▶ [PASSAGE TO READ]
»»

The first had its source a few years earlier when Dickens had made the acquaintance of Angela Burdett-Coutts.  She was the granddaughter of Thomas Coutts, founder of the banking firm, Coutts & Co.  Just before her grandfather’s second wife died, this woman, kind of heart to young Angela, stipulated in her will that if the twenty-three-year-old would agree to never marry a foreigner and to never involve herself in the affairs of the bank, she would inherit 50% of Coutts’s personal fortune.  These might seem unusually restrictive covenants until one realizes that this bequest totaled about 3 million pounds. 

Angela agreed, changing her name from Burdett to Burdett-Coutts, and instantly joined the ranks of the wealthy, earning the label of the richest woman in England after the queen.  Unusually, Angela did not fall prey to the temptations of indulgence common to high society living or to causes political in nature.  Rather, she set about to improve the conditions and opportunities for the poor and raise the consciousness of the problem to the nation at large.  Her role in this story is made significant by her acquaintance with the dynamic, popular young author Charles Dickens, who would afford her the perfect partnership to deploy her resources.  Charles and Angela shared a common concern for the state of the poor and in this concern, she periodically engaged him to help her decide where to direct her philanthropic funds and efforts.

««

▶ [GOALS]
A. Summarize the passage on Angela Burdett-Coutts in two sentences.
B. Does the passage on Angela Burdett-Coutts support each of these statements? Answer yes or no for each, and quote the words that decide it.
(i) Angela was twenty-three when the will set its conditions.
(ii) Angela devoted her fortune to political causes.
(iii) Angela kept the name Burdett after accepting the bequest.

▶ [DATASET EXCERPT]
»»

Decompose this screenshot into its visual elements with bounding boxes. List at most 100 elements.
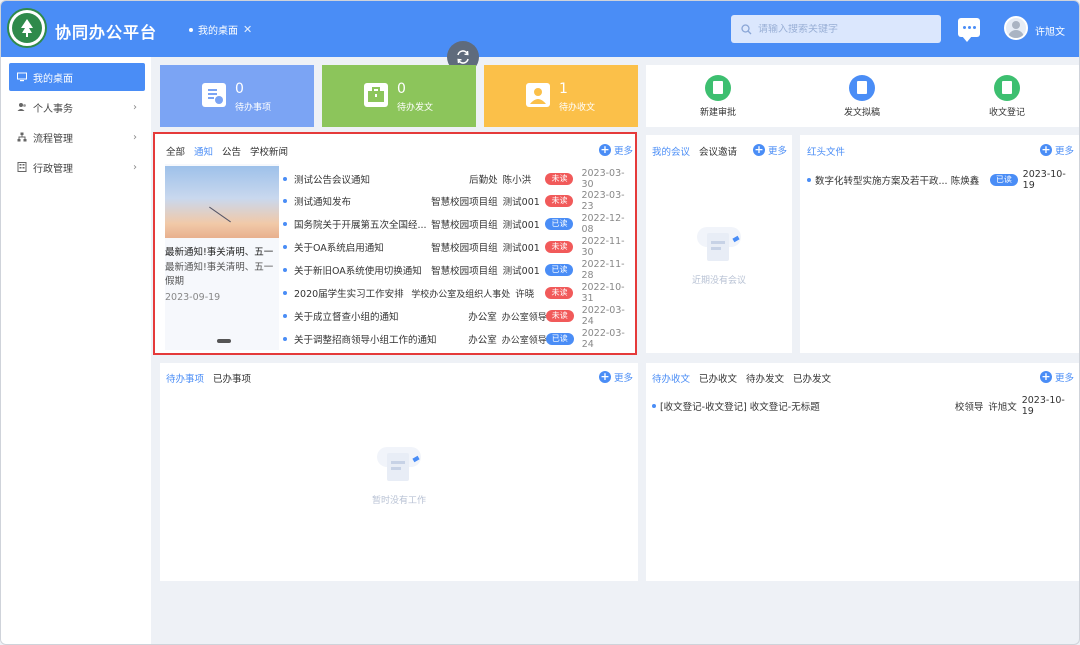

««

▶ [SOLUTIONS TO THE TASKS]
A. Angela Burdett-Coutts, granddaughter of banker Thomas Coutts, inherited half of his personal fortune, about 3 million pounds, after agreeing never to marry a foreigner and never to involve herself in the bank's affairs. Instead of indulging in high society living or political causes, she worked to improve conditions and opportunities for the poor, and she periodically engaged Charles Dickens to help her decide where to direct her philanthropic funds and efforts.

B.
(i) Yes: "if the twenty-three-year-old would agree to never marry a foreigner"
(ii) No: "Angela did not fall prey to the temptations of indulgence common to high society living or to causes political in nature"
(iii) No: "changing her name from Burdett to Burdett-Coutts"